§ Task prompt: Pick out the lines below with "resource" and list them.
*** Data provided
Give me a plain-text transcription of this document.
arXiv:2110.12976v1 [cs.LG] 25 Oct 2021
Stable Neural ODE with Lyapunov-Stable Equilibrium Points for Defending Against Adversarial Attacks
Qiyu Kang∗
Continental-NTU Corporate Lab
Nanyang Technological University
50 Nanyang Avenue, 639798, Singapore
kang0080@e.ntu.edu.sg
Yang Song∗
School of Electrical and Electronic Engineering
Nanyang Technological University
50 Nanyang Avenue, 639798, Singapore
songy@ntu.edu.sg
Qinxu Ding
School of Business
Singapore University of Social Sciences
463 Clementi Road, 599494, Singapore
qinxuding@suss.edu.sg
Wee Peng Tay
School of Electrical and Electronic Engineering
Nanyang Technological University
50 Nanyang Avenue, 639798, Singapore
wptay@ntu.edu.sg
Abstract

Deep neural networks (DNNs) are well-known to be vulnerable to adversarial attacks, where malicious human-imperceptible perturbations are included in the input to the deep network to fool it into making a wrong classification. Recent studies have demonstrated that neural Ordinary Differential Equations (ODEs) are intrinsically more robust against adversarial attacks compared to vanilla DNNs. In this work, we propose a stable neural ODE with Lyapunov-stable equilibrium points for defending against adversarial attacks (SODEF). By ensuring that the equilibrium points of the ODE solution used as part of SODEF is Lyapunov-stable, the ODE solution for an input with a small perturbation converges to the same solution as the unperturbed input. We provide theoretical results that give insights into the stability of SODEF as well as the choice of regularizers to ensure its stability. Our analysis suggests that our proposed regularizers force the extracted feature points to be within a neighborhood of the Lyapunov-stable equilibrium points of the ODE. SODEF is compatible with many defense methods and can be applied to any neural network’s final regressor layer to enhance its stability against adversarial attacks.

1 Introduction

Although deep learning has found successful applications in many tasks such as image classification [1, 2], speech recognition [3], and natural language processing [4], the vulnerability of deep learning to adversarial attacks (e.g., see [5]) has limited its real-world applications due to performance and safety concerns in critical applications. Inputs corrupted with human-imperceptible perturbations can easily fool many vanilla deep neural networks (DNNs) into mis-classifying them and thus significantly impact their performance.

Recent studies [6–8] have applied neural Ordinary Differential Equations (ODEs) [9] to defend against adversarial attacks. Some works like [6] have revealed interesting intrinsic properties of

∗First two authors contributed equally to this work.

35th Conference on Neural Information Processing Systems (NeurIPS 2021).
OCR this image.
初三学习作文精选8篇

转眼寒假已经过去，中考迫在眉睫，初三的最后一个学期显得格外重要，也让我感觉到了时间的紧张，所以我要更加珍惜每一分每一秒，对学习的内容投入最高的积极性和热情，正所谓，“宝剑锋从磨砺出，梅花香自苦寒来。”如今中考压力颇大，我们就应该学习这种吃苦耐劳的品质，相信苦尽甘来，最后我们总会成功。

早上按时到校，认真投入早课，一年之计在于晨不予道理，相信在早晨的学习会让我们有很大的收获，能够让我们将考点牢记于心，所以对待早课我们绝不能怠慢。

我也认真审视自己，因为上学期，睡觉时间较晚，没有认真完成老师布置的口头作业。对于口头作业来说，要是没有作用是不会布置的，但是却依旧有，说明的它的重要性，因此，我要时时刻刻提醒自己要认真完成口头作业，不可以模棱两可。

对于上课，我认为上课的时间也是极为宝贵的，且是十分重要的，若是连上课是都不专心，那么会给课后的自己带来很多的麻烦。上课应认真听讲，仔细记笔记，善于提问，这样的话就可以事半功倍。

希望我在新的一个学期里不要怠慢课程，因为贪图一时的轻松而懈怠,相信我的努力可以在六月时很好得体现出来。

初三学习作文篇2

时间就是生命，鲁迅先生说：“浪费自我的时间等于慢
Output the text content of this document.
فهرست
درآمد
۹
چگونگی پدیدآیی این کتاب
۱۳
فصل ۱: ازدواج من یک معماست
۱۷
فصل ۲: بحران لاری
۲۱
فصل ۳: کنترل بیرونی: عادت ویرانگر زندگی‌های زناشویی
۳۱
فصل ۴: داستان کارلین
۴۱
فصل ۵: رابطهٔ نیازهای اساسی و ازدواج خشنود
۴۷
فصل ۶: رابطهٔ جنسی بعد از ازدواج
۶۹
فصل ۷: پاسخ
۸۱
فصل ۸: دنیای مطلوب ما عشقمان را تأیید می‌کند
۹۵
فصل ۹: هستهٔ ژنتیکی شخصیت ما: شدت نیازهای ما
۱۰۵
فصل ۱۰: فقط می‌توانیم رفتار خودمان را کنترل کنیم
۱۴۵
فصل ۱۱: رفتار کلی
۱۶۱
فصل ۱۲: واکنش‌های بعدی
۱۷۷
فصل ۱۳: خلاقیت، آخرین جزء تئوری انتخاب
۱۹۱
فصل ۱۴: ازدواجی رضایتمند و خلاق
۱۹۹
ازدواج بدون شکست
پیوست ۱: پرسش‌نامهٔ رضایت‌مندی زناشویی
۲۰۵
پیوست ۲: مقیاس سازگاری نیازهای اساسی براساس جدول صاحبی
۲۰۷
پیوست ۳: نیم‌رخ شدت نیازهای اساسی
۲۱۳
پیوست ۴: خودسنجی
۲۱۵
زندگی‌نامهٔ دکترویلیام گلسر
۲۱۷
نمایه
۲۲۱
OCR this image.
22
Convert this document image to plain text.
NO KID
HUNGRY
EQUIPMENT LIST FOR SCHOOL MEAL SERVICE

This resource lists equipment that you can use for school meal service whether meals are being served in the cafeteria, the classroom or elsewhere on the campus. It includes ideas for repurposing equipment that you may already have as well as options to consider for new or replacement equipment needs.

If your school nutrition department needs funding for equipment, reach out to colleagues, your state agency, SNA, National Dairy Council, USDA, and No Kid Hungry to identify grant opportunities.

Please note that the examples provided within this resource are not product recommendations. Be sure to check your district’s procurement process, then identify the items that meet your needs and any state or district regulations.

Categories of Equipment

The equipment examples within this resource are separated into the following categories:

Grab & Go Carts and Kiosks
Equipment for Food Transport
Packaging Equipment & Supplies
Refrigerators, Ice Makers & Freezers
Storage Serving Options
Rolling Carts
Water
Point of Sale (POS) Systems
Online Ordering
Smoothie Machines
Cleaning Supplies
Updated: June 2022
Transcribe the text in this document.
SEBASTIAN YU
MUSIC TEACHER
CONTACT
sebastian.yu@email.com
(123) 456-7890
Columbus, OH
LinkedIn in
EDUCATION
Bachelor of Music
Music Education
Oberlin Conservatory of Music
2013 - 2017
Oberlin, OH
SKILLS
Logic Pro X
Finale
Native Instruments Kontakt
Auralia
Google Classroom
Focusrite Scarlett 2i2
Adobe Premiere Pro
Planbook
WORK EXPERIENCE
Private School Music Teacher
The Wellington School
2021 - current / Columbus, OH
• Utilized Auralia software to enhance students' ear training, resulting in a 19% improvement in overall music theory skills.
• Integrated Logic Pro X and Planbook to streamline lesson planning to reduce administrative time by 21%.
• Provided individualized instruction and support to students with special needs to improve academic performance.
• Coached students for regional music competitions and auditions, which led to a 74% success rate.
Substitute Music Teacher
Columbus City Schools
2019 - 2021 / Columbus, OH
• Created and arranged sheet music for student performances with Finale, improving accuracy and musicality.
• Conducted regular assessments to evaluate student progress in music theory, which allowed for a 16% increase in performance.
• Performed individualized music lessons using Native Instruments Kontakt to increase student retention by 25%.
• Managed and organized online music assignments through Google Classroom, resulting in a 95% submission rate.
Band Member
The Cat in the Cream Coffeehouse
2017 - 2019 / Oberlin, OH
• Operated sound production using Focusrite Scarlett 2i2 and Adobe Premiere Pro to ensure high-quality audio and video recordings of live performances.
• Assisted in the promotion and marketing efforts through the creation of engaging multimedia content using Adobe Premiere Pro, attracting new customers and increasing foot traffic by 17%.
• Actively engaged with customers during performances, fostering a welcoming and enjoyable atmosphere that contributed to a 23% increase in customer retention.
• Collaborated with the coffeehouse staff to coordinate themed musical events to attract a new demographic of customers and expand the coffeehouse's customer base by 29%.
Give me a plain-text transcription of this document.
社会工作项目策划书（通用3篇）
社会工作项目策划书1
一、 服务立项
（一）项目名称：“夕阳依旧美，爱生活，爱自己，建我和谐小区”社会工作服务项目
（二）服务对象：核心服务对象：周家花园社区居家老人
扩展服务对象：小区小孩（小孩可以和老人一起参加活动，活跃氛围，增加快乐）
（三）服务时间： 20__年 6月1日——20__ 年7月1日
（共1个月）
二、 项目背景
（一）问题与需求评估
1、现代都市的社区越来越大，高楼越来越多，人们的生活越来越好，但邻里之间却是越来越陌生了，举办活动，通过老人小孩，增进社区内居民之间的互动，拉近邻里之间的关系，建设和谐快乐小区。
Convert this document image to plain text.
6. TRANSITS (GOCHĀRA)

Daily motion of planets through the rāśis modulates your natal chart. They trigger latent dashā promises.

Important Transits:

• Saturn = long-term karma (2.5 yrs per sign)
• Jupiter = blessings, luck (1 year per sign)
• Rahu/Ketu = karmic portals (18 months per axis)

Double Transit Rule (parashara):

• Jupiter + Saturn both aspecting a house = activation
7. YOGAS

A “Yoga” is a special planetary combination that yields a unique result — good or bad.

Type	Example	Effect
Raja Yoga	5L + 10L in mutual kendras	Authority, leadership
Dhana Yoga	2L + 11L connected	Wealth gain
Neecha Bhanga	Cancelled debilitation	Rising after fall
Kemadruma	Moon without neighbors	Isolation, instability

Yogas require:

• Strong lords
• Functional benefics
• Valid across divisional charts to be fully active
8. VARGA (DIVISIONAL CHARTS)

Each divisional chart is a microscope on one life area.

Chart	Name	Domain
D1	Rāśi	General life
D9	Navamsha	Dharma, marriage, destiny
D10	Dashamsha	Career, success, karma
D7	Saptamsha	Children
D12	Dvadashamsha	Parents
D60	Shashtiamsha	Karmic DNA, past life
******
§ Task answer:
This resource lists equipment that you can use for school meal service whether meals are being served in the cafeteria, the classroom or elsewhere on the campus. It includes ideas for repurposing equipment that you may already have as well as options to consider for new or replacement equipment needs.
Please note that the examples provided within this resource are not product recommendations. Be sure to check your district’s procurement process, then identify the items that meet your needs and any state or district regulations.
The equipment examples within this resource are separated into the following categories:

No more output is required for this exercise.